>> START Material provided

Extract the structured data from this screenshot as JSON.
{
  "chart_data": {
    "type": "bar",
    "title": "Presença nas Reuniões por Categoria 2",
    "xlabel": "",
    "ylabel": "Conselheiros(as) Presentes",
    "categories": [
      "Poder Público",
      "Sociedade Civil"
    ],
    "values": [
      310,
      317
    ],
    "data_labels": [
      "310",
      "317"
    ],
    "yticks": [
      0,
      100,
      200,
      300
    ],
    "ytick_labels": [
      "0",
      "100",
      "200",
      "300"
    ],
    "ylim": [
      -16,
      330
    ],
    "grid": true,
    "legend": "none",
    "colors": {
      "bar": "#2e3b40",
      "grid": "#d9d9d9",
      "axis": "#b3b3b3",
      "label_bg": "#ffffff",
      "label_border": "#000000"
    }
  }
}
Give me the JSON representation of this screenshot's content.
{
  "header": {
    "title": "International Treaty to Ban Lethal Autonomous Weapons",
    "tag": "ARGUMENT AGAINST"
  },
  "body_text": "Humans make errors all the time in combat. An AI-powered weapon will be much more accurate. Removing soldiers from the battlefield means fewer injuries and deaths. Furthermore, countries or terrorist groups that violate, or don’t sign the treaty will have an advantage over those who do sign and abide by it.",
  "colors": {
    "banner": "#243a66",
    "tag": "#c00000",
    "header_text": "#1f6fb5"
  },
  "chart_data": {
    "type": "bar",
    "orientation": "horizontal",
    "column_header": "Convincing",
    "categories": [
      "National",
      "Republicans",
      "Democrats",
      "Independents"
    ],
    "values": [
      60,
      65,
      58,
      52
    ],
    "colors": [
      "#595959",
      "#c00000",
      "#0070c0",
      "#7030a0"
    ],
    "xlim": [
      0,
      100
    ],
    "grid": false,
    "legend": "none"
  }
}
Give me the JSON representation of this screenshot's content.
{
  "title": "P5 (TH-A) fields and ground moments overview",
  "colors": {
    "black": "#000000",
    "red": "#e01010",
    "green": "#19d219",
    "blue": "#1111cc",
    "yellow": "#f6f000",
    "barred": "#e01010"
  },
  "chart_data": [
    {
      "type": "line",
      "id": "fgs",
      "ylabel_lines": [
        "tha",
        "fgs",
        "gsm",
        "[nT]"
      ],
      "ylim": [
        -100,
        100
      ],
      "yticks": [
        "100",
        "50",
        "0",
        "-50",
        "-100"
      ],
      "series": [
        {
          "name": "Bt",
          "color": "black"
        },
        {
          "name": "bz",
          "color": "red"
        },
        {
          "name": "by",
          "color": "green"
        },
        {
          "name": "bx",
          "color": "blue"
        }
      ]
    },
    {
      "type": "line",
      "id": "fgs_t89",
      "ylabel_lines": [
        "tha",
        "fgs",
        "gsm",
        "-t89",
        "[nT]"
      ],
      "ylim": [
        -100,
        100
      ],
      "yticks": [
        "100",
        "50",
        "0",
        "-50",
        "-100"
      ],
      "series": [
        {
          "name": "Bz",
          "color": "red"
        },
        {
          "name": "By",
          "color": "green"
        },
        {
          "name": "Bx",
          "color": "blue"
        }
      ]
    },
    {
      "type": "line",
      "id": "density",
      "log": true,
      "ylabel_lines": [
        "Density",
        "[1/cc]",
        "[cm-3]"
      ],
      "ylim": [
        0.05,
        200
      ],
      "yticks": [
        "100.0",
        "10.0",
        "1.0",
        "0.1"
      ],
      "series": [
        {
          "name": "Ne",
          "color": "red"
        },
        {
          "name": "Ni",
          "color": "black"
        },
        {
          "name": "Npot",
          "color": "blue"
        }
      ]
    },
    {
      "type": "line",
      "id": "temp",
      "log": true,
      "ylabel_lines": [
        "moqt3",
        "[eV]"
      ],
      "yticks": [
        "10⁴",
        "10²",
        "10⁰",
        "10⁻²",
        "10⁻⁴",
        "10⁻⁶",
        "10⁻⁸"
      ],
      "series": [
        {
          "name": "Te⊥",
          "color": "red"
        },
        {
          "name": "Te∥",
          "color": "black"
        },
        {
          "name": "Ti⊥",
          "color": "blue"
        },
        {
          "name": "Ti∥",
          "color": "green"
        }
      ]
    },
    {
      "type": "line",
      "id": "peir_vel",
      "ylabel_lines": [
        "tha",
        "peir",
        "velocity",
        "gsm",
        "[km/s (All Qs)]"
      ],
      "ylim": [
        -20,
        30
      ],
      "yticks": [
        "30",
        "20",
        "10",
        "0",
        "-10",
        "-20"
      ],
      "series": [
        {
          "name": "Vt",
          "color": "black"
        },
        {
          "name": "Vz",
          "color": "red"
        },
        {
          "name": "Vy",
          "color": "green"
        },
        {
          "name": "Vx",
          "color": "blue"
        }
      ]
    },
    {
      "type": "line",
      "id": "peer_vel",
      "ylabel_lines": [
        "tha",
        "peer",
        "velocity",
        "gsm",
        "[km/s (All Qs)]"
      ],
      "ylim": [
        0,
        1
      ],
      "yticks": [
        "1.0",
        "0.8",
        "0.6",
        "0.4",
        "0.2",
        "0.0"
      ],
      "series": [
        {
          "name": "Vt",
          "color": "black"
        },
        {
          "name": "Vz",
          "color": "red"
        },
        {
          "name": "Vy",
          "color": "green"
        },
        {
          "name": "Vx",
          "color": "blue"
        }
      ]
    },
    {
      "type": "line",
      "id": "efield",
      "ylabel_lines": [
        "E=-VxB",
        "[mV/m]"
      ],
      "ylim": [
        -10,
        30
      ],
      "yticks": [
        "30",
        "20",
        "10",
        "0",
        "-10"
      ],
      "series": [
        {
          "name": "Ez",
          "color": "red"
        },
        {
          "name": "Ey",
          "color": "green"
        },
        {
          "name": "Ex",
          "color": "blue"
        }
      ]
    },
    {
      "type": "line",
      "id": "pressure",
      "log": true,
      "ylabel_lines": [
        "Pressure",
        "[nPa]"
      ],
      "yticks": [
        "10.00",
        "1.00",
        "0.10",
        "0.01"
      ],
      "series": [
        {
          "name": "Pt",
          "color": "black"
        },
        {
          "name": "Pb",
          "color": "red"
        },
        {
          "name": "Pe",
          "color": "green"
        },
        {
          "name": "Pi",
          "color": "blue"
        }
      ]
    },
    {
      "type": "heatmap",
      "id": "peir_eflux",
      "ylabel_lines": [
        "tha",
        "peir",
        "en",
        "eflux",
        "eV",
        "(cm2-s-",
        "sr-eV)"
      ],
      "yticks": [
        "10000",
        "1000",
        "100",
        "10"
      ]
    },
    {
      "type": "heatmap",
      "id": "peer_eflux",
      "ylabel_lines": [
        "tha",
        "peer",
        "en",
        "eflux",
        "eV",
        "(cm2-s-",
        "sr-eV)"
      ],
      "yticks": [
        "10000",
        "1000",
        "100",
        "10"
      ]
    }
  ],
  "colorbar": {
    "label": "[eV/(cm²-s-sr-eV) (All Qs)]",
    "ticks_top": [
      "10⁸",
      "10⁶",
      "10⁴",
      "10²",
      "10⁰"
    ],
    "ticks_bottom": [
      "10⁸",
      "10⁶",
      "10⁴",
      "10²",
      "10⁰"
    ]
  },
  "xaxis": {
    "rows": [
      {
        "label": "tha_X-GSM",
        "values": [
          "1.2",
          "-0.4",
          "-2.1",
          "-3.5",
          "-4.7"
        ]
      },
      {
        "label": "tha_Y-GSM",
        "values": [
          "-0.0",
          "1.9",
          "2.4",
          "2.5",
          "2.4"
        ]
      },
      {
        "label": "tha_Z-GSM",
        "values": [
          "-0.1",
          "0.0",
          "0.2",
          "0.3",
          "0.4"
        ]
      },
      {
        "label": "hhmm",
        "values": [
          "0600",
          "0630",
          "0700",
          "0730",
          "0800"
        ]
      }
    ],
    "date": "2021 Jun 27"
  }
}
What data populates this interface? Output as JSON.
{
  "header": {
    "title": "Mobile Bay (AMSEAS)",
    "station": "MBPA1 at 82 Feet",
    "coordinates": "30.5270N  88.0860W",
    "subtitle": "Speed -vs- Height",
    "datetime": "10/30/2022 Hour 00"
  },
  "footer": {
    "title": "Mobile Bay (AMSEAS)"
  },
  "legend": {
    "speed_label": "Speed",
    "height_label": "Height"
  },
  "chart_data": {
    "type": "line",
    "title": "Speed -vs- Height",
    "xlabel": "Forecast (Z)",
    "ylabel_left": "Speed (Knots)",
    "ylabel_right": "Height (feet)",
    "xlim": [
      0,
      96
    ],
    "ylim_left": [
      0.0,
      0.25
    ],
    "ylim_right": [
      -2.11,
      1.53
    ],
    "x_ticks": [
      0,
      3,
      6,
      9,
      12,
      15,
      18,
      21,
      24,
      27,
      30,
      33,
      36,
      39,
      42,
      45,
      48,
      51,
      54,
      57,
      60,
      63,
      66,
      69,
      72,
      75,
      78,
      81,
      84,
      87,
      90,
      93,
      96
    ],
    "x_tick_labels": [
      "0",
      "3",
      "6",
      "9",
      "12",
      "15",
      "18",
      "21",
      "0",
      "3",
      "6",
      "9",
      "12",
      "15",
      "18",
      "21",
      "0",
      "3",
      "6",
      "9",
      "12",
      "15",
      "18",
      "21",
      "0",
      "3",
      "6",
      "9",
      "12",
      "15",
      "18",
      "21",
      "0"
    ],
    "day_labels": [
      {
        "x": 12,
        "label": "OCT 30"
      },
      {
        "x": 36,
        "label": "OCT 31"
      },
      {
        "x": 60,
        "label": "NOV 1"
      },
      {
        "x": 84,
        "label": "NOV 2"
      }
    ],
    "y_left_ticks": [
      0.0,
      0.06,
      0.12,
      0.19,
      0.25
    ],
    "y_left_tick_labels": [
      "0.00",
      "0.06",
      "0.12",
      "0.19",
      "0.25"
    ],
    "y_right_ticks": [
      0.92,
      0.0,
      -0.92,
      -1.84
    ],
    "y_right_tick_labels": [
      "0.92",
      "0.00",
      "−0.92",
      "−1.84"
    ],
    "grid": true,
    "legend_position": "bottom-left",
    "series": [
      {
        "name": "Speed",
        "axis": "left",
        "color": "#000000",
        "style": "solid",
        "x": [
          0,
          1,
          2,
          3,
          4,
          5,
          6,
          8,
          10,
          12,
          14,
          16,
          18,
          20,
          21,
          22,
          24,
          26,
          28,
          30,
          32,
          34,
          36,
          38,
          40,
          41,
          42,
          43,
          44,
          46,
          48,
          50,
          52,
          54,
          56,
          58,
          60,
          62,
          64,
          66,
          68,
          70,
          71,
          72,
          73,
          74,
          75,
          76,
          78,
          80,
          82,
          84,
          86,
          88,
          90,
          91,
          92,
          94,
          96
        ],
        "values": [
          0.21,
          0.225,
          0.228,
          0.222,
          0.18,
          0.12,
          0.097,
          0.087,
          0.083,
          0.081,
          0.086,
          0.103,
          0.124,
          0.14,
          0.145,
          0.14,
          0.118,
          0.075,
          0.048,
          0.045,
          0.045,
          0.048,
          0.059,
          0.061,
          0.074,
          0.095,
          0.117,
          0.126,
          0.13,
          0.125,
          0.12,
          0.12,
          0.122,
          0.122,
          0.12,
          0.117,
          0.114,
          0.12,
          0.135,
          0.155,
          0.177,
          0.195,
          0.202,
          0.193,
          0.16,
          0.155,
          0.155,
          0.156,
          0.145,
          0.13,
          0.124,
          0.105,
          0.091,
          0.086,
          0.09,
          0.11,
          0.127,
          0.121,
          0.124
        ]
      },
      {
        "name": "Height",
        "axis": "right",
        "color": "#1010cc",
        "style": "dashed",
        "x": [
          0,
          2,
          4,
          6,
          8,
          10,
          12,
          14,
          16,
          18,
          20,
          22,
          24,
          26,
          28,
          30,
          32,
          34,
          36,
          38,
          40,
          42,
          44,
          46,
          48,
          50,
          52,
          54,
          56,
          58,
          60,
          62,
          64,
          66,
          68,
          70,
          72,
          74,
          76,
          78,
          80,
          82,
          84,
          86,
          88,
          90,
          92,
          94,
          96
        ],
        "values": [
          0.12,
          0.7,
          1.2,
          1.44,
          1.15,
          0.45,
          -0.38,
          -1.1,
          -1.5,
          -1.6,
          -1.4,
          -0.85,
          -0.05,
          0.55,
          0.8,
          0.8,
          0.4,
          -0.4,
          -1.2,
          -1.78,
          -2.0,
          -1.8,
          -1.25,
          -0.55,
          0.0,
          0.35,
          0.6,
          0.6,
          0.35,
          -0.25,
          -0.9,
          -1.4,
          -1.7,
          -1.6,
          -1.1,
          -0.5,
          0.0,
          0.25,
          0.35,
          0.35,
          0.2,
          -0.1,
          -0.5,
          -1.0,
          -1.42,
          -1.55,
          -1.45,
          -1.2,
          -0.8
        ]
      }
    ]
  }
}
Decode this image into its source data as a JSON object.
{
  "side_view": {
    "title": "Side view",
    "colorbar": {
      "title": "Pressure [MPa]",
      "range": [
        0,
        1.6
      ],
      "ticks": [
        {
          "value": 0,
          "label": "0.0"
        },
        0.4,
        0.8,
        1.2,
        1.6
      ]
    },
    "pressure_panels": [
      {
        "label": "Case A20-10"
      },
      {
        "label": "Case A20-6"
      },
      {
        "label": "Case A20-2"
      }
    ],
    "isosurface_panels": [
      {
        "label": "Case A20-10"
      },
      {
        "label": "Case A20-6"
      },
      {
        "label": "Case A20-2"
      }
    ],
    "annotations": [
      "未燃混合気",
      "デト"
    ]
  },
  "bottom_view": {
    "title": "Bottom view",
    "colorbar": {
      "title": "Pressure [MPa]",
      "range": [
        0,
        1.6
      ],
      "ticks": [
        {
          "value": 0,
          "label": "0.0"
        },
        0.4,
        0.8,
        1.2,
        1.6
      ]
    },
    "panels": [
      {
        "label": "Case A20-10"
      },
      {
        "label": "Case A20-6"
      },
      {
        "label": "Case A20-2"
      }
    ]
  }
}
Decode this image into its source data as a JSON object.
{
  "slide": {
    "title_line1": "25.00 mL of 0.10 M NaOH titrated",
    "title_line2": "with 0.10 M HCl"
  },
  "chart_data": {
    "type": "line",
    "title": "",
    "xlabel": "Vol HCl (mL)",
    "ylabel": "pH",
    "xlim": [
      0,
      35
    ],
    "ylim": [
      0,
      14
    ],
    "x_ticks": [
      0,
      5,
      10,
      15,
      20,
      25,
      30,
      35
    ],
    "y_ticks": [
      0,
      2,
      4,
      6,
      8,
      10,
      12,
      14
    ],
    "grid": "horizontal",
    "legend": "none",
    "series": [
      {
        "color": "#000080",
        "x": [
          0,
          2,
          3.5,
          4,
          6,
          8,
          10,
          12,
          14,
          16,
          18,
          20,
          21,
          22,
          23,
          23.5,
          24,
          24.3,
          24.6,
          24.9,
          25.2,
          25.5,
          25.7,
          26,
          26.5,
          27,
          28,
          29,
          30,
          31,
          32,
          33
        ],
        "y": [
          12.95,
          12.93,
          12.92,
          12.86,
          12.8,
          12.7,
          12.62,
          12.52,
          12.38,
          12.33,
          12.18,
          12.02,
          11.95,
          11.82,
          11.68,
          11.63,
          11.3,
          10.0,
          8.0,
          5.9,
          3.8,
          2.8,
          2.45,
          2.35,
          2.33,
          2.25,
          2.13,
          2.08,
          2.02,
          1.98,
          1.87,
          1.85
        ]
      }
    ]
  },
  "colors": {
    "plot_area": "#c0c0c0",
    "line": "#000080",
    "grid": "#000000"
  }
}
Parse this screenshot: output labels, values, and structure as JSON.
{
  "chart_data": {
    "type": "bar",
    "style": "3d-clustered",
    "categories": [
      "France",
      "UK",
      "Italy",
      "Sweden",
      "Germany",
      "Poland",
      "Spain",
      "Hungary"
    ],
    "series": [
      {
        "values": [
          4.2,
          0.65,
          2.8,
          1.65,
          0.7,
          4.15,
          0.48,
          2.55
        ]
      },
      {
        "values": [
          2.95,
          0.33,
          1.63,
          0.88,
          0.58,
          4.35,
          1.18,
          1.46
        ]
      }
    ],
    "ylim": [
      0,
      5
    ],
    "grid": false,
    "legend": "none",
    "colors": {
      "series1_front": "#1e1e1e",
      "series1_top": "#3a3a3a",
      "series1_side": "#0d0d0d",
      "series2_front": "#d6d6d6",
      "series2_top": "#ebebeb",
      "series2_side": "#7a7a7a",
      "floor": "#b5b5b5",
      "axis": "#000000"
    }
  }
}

>> END Material provided

Exercise directions: Locate the line that contains "Parse this screenshot: output", then please quote it and every line after it to the end of the entries above, exactly and with nothing else.

Written response:
Parse this screenshot: output labels, values, and structure as JSON.
{
  "chart_data": {
    "type": "bar",
    "style": "3d-clustered",
    "categories": [
      "France",
      "UK",
      "Italy",
      "Sweden",
      "Germany",
      "Poland",
      "Spain",
      "Hungary"
    ],
    "series": [
      {
        "values": [
          4.2,
          0.65,
          2.8,
          1.65,
          0.7,
          4.15,
          0.48,
          2.55
        ]
      },
      {
        "values": [
          2.95,
          0.33,
          1.63,
          0.88,
          0.58,
          4.35,
          1.18,
          1.46
        ]
      }
    ],
    "ylim": [
      0,
      5
    ],
    "grid": false,
    "legend": "none",
    "colors": {
      "series1_front": "#1e1e1e",
      "series1_top": "#3a3a3a",
      "series1_side": "#0d0d0d",
      "series2_front": "#d6d6d6",
      "series2_top": "#ebebeb",
      "series2_side": "#7a7a7a",
      "floor": "#b5b5b5",
      "axis": "#000000"
    }
  }
}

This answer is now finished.